Rewrite the lines between the one holding "bar-segment xyxy=(555,189,583,244)" and the one holding "data-label: 20 xyxy=(561,116,578,131)", inclusive, as a numbered list with any blank lines dropped.

--- START ---

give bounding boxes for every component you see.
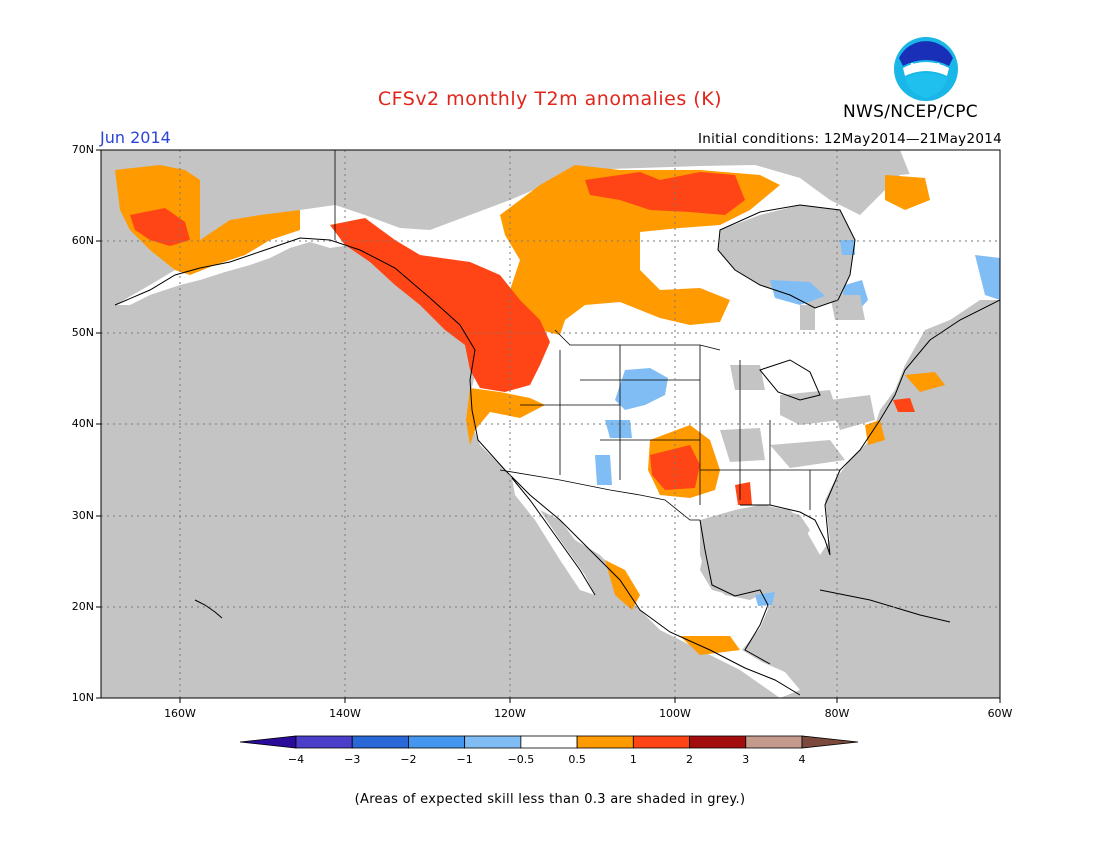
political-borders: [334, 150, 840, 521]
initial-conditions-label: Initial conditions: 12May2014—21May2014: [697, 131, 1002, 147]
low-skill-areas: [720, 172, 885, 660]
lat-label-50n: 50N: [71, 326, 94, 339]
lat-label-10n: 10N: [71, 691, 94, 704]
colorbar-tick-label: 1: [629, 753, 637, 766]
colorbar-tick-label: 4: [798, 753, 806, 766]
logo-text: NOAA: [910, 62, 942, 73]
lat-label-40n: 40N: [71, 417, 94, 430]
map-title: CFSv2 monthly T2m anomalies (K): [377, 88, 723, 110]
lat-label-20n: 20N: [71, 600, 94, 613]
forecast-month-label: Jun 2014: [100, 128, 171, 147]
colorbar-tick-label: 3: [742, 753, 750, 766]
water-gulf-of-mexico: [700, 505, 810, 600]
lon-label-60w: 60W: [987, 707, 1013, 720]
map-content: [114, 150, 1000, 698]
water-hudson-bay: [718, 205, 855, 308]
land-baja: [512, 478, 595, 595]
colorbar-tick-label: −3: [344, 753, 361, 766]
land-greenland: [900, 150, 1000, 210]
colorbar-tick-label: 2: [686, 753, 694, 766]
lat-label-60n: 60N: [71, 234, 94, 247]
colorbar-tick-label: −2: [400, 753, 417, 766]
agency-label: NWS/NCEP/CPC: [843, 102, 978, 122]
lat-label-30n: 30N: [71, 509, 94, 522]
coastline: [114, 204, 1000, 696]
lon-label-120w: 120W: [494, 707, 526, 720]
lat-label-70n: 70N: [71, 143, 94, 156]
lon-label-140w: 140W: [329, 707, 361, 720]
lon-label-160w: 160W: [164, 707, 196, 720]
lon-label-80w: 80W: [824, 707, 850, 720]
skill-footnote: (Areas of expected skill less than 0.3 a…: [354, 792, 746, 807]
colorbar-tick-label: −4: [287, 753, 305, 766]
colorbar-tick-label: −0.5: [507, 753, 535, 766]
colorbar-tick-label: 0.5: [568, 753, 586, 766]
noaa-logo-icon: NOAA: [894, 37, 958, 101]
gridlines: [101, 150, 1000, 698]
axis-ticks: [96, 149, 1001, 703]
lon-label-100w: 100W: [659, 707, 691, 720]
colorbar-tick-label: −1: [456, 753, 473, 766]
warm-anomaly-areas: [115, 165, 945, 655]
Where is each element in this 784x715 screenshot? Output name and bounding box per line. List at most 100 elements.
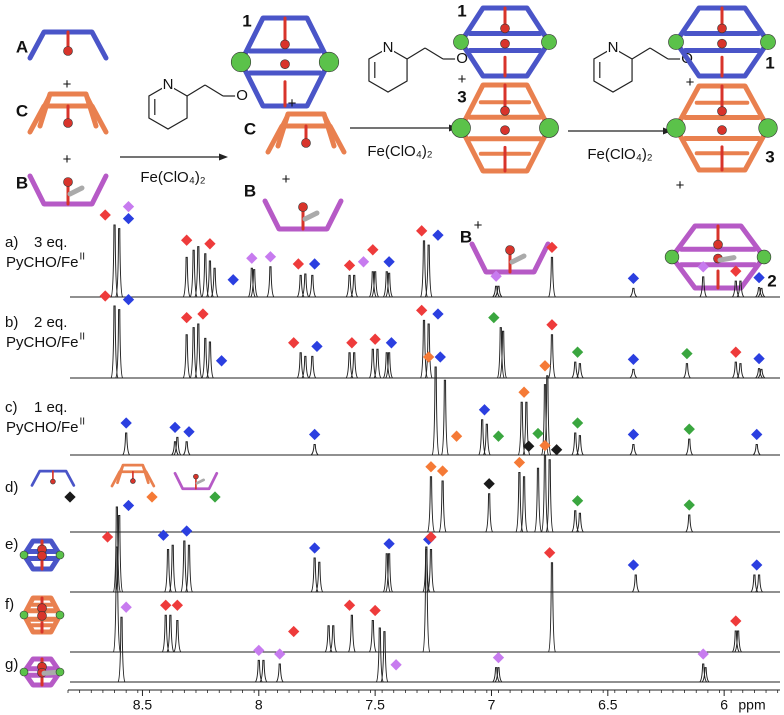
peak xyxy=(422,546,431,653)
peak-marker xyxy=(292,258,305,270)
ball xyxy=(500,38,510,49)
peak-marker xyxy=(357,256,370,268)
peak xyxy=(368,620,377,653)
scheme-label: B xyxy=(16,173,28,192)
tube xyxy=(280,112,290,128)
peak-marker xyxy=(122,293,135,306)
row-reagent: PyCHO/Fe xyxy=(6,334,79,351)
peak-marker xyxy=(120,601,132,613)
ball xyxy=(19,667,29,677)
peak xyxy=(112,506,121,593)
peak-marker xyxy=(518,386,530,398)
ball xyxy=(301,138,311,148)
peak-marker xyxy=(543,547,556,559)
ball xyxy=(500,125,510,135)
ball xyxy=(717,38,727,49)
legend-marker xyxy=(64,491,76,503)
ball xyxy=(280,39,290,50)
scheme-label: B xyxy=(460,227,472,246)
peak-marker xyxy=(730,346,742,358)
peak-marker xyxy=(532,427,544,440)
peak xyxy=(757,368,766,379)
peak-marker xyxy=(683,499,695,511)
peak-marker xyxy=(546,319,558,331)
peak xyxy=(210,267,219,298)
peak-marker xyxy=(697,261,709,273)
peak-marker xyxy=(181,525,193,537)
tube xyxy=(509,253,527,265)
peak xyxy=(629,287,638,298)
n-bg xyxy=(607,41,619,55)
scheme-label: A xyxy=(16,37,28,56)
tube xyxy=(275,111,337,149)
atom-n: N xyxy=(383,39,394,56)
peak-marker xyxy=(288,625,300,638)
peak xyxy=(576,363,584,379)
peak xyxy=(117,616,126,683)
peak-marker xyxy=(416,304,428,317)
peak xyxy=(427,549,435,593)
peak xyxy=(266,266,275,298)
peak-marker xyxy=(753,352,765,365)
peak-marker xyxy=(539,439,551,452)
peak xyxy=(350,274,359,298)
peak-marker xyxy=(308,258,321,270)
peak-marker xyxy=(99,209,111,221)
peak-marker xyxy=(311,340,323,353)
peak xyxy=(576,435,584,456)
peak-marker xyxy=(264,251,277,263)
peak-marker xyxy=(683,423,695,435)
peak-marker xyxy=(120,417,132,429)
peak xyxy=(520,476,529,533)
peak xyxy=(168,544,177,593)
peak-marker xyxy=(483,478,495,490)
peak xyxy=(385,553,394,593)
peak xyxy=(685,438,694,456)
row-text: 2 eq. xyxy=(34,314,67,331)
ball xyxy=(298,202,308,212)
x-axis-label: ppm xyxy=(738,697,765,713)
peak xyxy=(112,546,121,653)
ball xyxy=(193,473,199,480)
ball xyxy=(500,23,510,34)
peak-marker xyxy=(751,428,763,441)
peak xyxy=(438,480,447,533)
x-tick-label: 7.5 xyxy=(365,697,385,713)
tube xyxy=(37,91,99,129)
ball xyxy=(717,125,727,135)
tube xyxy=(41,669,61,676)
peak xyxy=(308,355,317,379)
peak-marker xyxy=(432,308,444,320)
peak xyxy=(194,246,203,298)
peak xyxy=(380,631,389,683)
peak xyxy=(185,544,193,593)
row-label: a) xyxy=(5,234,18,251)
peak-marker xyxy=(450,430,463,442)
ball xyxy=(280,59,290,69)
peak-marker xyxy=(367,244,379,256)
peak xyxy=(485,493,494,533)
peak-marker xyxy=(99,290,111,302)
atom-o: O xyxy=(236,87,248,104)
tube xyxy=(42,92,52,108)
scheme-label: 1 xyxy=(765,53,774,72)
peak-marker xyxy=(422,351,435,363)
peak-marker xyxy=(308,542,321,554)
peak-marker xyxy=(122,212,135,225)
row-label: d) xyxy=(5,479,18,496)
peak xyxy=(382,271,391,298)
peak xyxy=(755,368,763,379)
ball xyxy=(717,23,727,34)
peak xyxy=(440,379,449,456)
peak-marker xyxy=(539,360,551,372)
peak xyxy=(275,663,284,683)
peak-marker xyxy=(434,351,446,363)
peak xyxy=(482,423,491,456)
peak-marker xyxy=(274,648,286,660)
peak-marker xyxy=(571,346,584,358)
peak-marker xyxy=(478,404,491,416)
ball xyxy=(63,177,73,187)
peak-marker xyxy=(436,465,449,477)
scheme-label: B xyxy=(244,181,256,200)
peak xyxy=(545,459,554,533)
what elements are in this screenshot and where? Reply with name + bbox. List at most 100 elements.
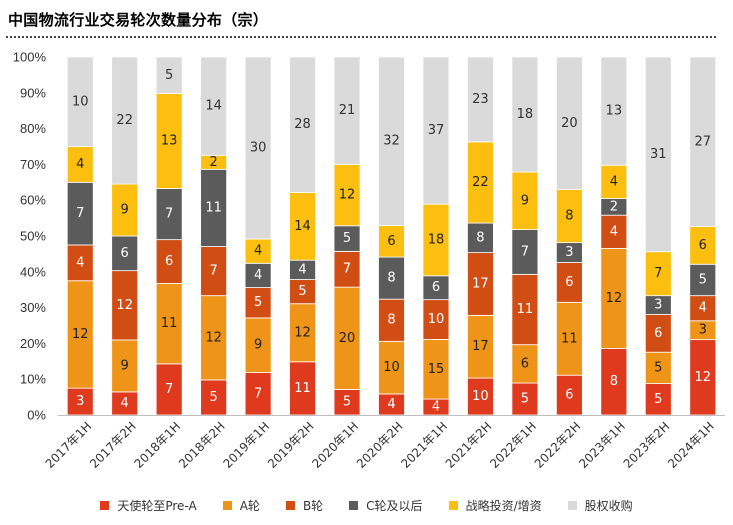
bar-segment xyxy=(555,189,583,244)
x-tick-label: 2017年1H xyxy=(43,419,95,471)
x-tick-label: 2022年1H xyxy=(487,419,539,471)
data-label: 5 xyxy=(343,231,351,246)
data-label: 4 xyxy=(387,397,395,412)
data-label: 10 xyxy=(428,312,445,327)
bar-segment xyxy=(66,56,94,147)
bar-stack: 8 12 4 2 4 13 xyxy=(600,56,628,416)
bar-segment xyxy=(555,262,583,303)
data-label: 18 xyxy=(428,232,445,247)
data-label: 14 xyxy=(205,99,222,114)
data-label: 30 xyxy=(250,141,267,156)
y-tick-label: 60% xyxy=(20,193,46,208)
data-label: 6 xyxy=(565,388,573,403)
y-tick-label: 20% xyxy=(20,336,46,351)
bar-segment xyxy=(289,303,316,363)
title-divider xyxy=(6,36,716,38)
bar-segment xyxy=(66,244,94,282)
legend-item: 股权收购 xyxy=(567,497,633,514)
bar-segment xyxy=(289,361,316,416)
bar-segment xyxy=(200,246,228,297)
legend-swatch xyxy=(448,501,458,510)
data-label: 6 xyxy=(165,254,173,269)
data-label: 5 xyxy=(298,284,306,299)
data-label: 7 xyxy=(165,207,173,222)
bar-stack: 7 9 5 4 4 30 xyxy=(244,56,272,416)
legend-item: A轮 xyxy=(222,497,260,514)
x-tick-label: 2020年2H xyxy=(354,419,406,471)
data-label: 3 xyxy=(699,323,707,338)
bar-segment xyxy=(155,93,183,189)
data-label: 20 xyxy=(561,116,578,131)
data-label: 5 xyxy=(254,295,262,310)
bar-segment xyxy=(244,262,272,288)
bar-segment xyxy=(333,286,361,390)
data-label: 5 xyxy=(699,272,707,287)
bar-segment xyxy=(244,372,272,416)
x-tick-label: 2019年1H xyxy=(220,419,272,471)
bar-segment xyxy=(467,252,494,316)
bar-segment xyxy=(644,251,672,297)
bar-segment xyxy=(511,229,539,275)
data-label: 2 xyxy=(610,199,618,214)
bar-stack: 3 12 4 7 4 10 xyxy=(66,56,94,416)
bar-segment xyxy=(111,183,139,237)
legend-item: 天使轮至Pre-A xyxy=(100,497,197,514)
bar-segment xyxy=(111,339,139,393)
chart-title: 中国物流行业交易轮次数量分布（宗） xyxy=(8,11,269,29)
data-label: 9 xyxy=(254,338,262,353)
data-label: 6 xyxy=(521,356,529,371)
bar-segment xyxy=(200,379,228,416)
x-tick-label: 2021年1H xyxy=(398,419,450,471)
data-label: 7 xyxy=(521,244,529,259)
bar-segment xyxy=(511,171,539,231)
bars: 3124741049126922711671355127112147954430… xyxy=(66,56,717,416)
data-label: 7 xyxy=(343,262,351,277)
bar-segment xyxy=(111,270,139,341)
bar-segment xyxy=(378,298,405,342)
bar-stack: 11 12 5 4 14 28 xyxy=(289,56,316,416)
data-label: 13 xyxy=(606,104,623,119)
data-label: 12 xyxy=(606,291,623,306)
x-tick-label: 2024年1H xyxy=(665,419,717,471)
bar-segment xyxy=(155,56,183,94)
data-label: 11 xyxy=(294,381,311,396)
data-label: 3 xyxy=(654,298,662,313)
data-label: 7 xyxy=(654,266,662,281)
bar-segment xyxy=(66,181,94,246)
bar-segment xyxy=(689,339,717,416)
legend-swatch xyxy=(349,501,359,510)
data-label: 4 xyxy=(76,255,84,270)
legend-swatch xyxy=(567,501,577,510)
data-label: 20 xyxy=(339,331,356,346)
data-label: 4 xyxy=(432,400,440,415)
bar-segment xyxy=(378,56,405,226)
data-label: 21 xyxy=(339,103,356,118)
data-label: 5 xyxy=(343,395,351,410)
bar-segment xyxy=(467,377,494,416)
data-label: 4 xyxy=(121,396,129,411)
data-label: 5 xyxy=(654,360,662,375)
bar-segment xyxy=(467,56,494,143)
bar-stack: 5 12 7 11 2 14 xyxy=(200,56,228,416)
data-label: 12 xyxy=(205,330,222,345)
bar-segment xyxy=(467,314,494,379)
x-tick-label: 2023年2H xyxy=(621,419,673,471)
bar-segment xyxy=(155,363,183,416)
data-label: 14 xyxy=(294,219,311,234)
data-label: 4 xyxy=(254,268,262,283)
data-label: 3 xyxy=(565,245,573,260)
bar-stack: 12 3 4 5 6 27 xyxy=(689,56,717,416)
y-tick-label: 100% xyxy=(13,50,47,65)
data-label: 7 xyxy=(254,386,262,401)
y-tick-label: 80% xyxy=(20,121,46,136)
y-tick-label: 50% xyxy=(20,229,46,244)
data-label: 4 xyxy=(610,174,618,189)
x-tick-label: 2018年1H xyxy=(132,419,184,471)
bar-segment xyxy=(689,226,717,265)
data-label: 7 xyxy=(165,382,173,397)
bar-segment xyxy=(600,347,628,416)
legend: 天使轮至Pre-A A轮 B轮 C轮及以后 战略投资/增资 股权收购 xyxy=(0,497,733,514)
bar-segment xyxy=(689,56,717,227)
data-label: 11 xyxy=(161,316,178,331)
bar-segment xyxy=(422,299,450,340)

--- END ---

:: Exercise answer ::
1. bar-segment xyxy=(555,189,583,244)
2. x-tick-label: 2017年1H xyxy=(43,419,95,471)
3. x-tick-label: 2022年1H xyxy=(487,419,539,471)
4. data-label: 5 xyxy=(343,231,351,246)
5. data-label: 4 xyxy=(387,397,395,412)
6. data-label: 10 xyxy=(428,312,445,327)
7. bar-segment xyxy=(66,56,94,147)
8. bar-stack: 8 12 4 2 4 13 xyxy=(600,56,628,416)
9. bar-segment xyxy=(555,262,583,303)
10. data-label: 18 xyxy=(428,232,445,247)
11. data-label: 14 xyxy=(205,99,222,114)
12. data-label: 30 xyxy=(250,141,267,156)
13. y-tick-label: 60% xyxy=(20,193,46,208)
14. data-label: 6 xyxy=(565,388,573,403)
15. y-tick-label: 20% xyxy=(20,336,46,351)
16. bar-segment xyxy=(289,303,316,363)
17. title-divider xyxy=(6,36,716,38)
18. bar-segment xyxy=(66,244,94,282)
19. legend-item: 股权收购 xyxy=(567,497,633,514)
20. bar-segment xyxy=(289,361,316,416)
21. bar-segment xyxy=(200,246,228,297)
22. legend-swatch xyxy=(448,501,458,510)
23. data-label: 6 xyxy=(165,254,173,269)
24. data-label: 5 xyxy=(298,284,306,299)
25. data-label: 7 xyxy=(165,207,173,222)
26. bar-stack: 7 9 5 4 4 30 xyxy=(244,56,272,416)
27. legend-item: A轮 xyxy=(222,497,260,514)
28. x-tick-label: 2020年2H xyxy=(354,419,406,471)
29. data-label: 3 xyxy=(699,323,707,338)
30. bar-segment xyxy=(155,93,183,189)
31. data-label: 20 xyxy=(561,116,578,131)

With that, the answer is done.